[THE REQUEST]:
The lines to be set down run from the line containing "What data populates" through the final line of the data below; print them exactly and print nothing else.

[LISTED RECORDS]:
● ● ● ●
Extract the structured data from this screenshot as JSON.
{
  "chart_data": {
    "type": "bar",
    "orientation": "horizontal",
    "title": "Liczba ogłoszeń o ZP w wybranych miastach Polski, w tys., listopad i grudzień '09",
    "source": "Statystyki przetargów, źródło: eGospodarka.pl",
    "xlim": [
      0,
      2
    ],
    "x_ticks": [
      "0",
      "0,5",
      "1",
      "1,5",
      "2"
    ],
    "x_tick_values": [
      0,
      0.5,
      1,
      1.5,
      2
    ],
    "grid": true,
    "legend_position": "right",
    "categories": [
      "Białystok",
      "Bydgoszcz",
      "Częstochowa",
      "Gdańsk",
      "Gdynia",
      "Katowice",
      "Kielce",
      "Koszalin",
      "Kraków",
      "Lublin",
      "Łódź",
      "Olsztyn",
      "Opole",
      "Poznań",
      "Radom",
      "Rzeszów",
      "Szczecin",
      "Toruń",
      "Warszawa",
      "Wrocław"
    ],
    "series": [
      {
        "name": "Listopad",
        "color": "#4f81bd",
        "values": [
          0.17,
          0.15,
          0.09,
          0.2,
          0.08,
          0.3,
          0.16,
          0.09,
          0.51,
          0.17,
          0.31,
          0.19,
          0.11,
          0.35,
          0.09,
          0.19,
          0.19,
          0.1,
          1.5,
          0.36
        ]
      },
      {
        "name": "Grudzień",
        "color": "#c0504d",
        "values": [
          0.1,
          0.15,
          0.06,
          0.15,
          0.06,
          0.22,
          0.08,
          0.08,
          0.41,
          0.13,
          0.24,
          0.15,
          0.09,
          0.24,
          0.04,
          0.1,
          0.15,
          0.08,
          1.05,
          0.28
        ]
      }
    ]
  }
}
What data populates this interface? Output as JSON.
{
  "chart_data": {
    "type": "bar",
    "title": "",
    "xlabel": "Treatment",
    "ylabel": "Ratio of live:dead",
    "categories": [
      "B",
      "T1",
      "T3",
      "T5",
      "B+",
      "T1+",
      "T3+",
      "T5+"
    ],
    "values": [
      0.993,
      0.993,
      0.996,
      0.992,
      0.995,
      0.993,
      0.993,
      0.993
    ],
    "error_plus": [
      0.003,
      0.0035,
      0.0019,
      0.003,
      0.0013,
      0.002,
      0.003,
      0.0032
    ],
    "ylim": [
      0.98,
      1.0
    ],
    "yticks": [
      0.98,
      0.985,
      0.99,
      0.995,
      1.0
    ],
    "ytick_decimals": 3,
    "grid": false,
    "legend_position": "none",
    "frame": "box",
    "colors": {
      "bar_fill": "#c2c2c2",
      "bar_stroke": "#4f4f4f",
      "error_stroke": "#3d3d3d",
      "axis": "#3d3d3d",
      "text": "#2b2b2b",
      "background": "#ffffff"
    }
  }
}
● ● ● ●
[ANSWER FOR THIS EXERCISE]:
What data populates this interface? Output as JSON.
{
  "chart_data": {
    "type": "bar",
    "title": "",
    "xlabel": "Treatment",
    "ylabel": "Ratio of live:dead",
    "categories": [
      "B",
      "T1",
      "T3",
      "T5",
      "B+",
      "T1+",
      "T3+",
      "T5+"
    ],
    "values": [
      0.993,
      0.993,
      0.996,
      0.992,
      0.995,
      0.993,
      0.993,
      0.993
    ],
    "error_plus": [
      0.003,
      0.0035,
      0.0019,
      0.003,
      0.0013,
      0.002,
      0.003,
      0.0032
    ],
    "ylim": [
      0.98,
      1.0
    ],
    "yticks": [
      0.98,
      0.985,
      0.99,
      0.995,
      1.0
    ],
    "ytick_decimals": 3,
    "grid": false,
    "legend_position": "none",
    "frame": "box",
    "colors": {
      "bar_fill": "#c2c2c2",
      "bar_stroke": "#4f4f4f",
      "error_stroke": "#3d3d3d",
      "axis": "#3d3d3d",
      "text": "#2b2b2b",
      "background": "#ffffff"
    }
  }
}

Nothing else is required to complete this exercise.